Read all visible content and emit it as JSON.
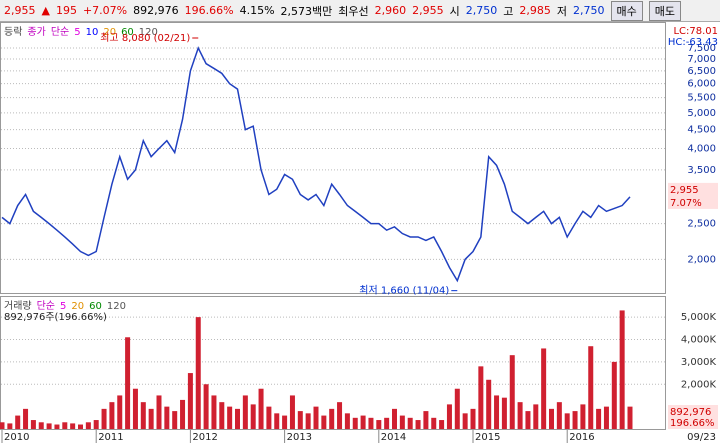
{
  "header": {
    "price": "2,955",
    "arrow": "▲",
    "change": "195",
    "rate": "+7.07%",
    "volume": "892,976",
    "volume_ratio": "196.66%",
    "turnover": "4.15%",
    "amount": "2,573백만",
    "best_label": "최우선",
    "ask": "2,960",
    "bid": "2,955",
    "open_label": "시",
    "open": "2,750",
    "high_label": "고",
    "high": "2,985",
    "low_label": "저",
    "low": "2,750",
    "buy": "매수",
    "sell": "매도"
  },
  "chart_data": [
    {
      "type": "line",
      "legend_title": "등락",
      "legend_price": "종가",
      "legend_kind": "단순",
      "ma_labels": [
        {
          "name": "5",
          "color": "#e000e0"
        },
        {
          "name": "10",
          "color": "#0000ff"
        },
        {
          "name": "20",
          "color": "#e09000"
        },
        {
          "name": "60",
          "color": "#008800"
        },
        {
          "name": "120",
          "color": "#555555"
        }
      ],
      "lc_label": "LC:78.01",
      "hc_label": "HC:-63.43",
      "high_annotation": "최고 8,080 (02/21)",
      "low_annotation": "최저 1,660 (11/04)",
      "current_price": "2,955",
      "current_rate": "7.07%",
      "log_scale": true,
      "grid": true,
      "ylim": [
        1620,
        8770
      ],
      "yticks": [
        {
          "value": 2000,
          "label": "2,000"
        },
        {
          "value": 2500,
          "label": "2,500"
        },
        {
          "value": 3500,
          "label": "3,500"
        },
        {
          "value": 4000,
          "label": "4,000"
        },
        {
          "value": 4500,
          "label": "4,500"
        },
        {
          "value": 5000,
          "label": "5,000"
        },
        {
          "value": 5500,
          "label": "5,500"
        },
        {
          "value": 6000,
          "label": "6,000"
        },
        {
          "value": 6500,
          "label": "6,500"
        },
        {
          "value": 7000,
          "label": "7,000"
        },
        {
          "value": 7500,
          "label": "7,500"
        }
      ],
      "series": [
        {
          "name": "종가",
          "color": "#2040c0",
          "values": [
            2600,
            2500,
            2800,
            3000,
            2700,
            2600,
            2500,
            2400,
            2300,
            2200,
            2100,
            2050,
            2100,
            2600,
            3200,
            3800,
            3300,
            3500,
            4200,
            3800,
            4000,
            4200,
            3900,
            4800,
            6500,
            7500,
            6800,
            6600,
            6400,
            6000,
            5800,
            4500,
            4600,
            3500,
            3000,
            3100,
            3400,
            3300,
            3000,
            2900,
            3000,
            2800,
            3200,
            3000,
            2800,
            2700,
            2600,
            2500,
            2500,
            2400,
            2450,
            2350,
            2300,
            2300,
            2250,
            2300,
            2100,
            1900,
            1750,
            2000,
            2100,
            2300,
            3800,
            3600,
            3200,
            2700,
            2600,
            2500,
            2600,
            2700,
            2500,
            2600,
            2300,
            2500,
            2700,
            2600,
            2800,
            2700,
            2750,
            2800,
            2955
          ]
        }
      ]
    },
    {
      "type": "bar",
      "legend_title": "거래량",
      "legend_kind": "단순",
      "ma_labels": [
        {
          "name": "5",
          "color": "#e000e0"
        },
        {
          "name": "20",
          "color": "#e09000"
        },
        {
          "name": "60",
          "color": "#008800"
        },
        {
          "name": "120",
          "color": "#555555"
        }
      ],
      "subtitle": "892,976주(196.66%)",
      "current_volume": "892,976",
      "current_ratio": "196.66%",
      "grid": true,
      "ylim": [
        0,
        5900
      ],
      "yticks": [
        {
          "value": 2000,
          "label": "2,000K"
        },
        {
          "value": 3000,
          "label": "3,000K"
        },
        {
          "value": 4000,
          "label": "4,000K"
        },
        {
          "value": 5000,
          "label": "5,000K"
        }
      ],
      "categories": [
        "2010",
        null,
        null,
        null,
        null,
        null,
        null,
        null,
        null,
        null,
        null,
        null,
        "2011",
        null,
        null,
        null,
        null,
        null,
        null,
        null,
        null,
        null,
        null,
        null,
        "2012",
        null,
        null,
        null,
        null,
        null,
        null,
        null,
        null,
        null,
        null,
        null,
        "2013",
        null,
        null,
        null,
        null,
        null,
        null,
        null,
        null,
        null,
        null,
        null,
        "2014",
        null,
        null,
        null,
        null,
        null,
        null,
        null,
        null,
        null,
        null,
        null,
        "2015",
        null,
        null,
        null,
        null,
        null,
        null,
        null,
        null,
        null,
        null,
        null,
        "2016",
        null,
        null,
        null,
        null,
        null,
        null,
        null,
        "09/23"
      ],
      "series": [
        {
          "name": "거래량",
          "color": "#d02030",
          "values": [
            300,
            250,
            600,
            900,
            400,
            300,
            250,
            200,
            300,
            250,
            200,
            300,
            400,
            900,
            1200,
            1500,
            4100,
            1800,
            1200,
            900,
            1500,
            1000,
            800,
            1300,
            2500,
            5000,
            2000,
            1500,
            1200,
            1000,
            900,
            1500,
            1100,
            1800,
            1000,
            700,
            600,
            1500,
            800,
            700,
            1000,
            600,
            900,
            1200,
            700,
            500,
            600,
            500,
            400,
            500,
            900,
            600,
            500,
            400,
            800,
            500,
            400,
            1100,
            1800,
            700,
            900,
            2800,
            2200,
            1500,
            1400,
            3300,
            1200,
            800,
            1100,
            3600,
            900,
            1200,
            700,
            800,
            1100,
            3700,
            900,
            1000,
            3000,
            5300,
            1000
          ]
        }
      ]
    }
  ]
}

==*==

- TASK TO COMPLETE
Without the pictures, extract every entry verbatim.

- RESULT
Read all visible content and emit it as JSON.
{
  "header": {
    "price": "2,955",
    "arrow": "▲",
    "change": "195",
    "rate": "+7.07%",
    "volume": "892,976",
    "volume_ratio": "196.66%",
    "turnover": "4.15%",
    "amount": "2,573백만",
    "best_label": "최우선",
    "ask": "2,960",
    "bid": "2,955",
    "open_label": "시",
    "open": "2,750",
    "high_label": "고",
    "high": "2,985",
    "low_label": "저",
    "low": "2,750",
    "buy": "매수",
    "sell": "매도"
  },
  "chart_data": [
    {
      "type": "line",
      "legend_title": "등락",
      "legend_price": "종가",
      "legend_kind": "단순",
      "ma_labels": [
        {
          "name": "5",
          "color": "#e000e0"
        },
        {
          "name": "10",
          "color": "#0000ff"
        },
        {
          "name": "20",
          "color": "#e09000"
        },
        {
          "name": "60",
          "color": "#008800"
        },
        {
          "name": "120",
          "color": "#555555"
        }
      ],
      "lc_label": "LC:78.01",
      "hc_label": "HC:-63.43",
      "high_annotation": "최고 8,080 (02/21)",
      "low_annotation": "최저 1,660 (11/04)",
      "current_price": "2,955",
      "current_rate": "7.07%",
      "log_scale": true,
      "grid": true,
      "ylim": [
        1620,
        8770
      ],
      "yticks": [
        {
          "value": 2000,
          "label": "2,000"
        },
        {
          "value": 2500,
          "label": "2,500"
        },
        {
          "value": 3500,
          "label": "3,500"
        },
        {
          "value": 4000,
          "label": "4,000"
        },
        {
          "value": 4500,
          "label": "4,500"
        },
        {
          "value": 5000,
          "label": "5,000"
        },
        {
          "value": 5500,
          "label": "5,500"
        },
        {
          "value": 6000,
          "label": "6,000"
        },
        {
          "value": 6500,
          "label": "6,500"
        },
        {
          "value": 7000,
          "label": "7,000"
        },
        {
          "value": 7500,
          "label": "7,500"
        }
      ],
      "series": [
        {
          "name": "종가",
          "color": "#2040c0",
          "values": [
            2600,
            2500,
            2800,
            3000,
            2700,
            2600,
            2500,
            2400,
            2300,
            2200,
            2100,
            2050,
            2100,
            2600,
            3200,
            3800,
            3300,
            3500,
            4200,
            3800,
            4000,
            4200,
            3900,
            4800,
            6500,
            7500,
            6800,
            6600,
            6400,
            6000,
            5800,
            4500,
            4600,
            3500,
            3000,
            3100,
            3400,
            3300,
            3000,
            2900,
            3000,
            2800,
            3200,
            3000,
            2800,
            2700,
            2600,
            2500,
            2500,
            2400,
            2450,
            2350,
            2300,
            2300,
            2250,
            2300,
            2100,
            1900,
            1750,
            2000,
            2100,
            2300,
            3800,
            3600,
            3200,
            2700,
            2600,
            2500,
            2600,
            2700,
            2500,
            2600,
            2300,
            2500,
            2700,
            2600,
            2800,
            2700,
            2750,
            2800,
            2955
          ]
        }
      ]
    },
    {
      "type": "bar",
      "legend_title": "거래량",
      "legend_kind": "단순",
      "ma_labels": [
        {
          "name": "5",
          "color": "#e000e0"
        },
        {
          "name": "20",
          "color": "#e09000"
        },
        {
          "name": "60",
          "color": "#008800"
        },
        {
          "name": "120",
          "color": "#555555"
        }
      ],
      "subtitle": "892,976주(196.66%)",
      "current_volume": "892,976",
      "current_ratio": "196.66%",
      "grid": true,
      "ylim": [
        0,
        5900
      ],
      "yticks": [
        {
          "value": 2000,
          "label": "2,000K"
        },
        {
          "value": 3000,
          "label": "3,000K"
        },
        {
          "value": 4000,
          "label": "4,000K"
        },
        {
          "value": 5000,
          "label": "5,000K"
        }
      ],
      "categories": [
        "2010",
        null,
        null,
        null,
        null,
        null,
        null,
        null,
        null,
        null,
        null,
        null,
        "2011",
        null,
        null,
        null,
        null,
        null,
        null,
        null,
        null,
        null,
        null,
        null,
        "2012",
        null,
        null,
        null,
        null,
        null,
        null,
        null,
        null,
        null,
        null,
        null,
        "2013",
        null,
        null,
        null,
        null,
        null,
        null,
        null,
        null,
        null,
        null,
        null,
        "2014",
        null,
        null,
        null,
        null,
        null,
        null,
        null,
        null,
        null,
        null,
        null,
        "2015",
        null,
        null,
        null,
        null,
        null,
        null,
        null,
        null,
        null,
        null,
        null,
        "2016",
        null,
        null,
        null,
        null,
        null,
        null,
        null,
        "09/23"
      ],
      "series": [
        {
          "name": "거래량",
          "color": "#d02030",
          "values": [
            300,
            250,
            600,
            900,
            400,
            300,
            250,
            200,
            300,
            250,
            200,
            300,
            400,
            900,
            1200,
            1500,
            4100,
            1800,
            1200,
            900,
            1500,
            1000,
            800,
            1300,
            2500,
            5000,
            2000,
            1500,
            1200,
            1000,
            900,
            1500,
            1100,
            1800,
            1000,
            700,
            600,
            1500,
            800,
            700,
            1000,
            600,
            900,
            1200,
            700,
            500,
            600,
            500,
            400,
            500,
            900,
            600,
            500,
            400,
            800,
            500,
            400,
            1100,
            1800,
            700,
            900,
            2800,
            2200,
            1500,
            1400,
            3300,
            1200,
            800,
            1100,
            3600,
            900,
            1200,
            700,
            800,
            1100,
            3700,
            900,
            1000,
            3000,
            5300,
            1000
          ]
        }
      ]
    }
  ]
}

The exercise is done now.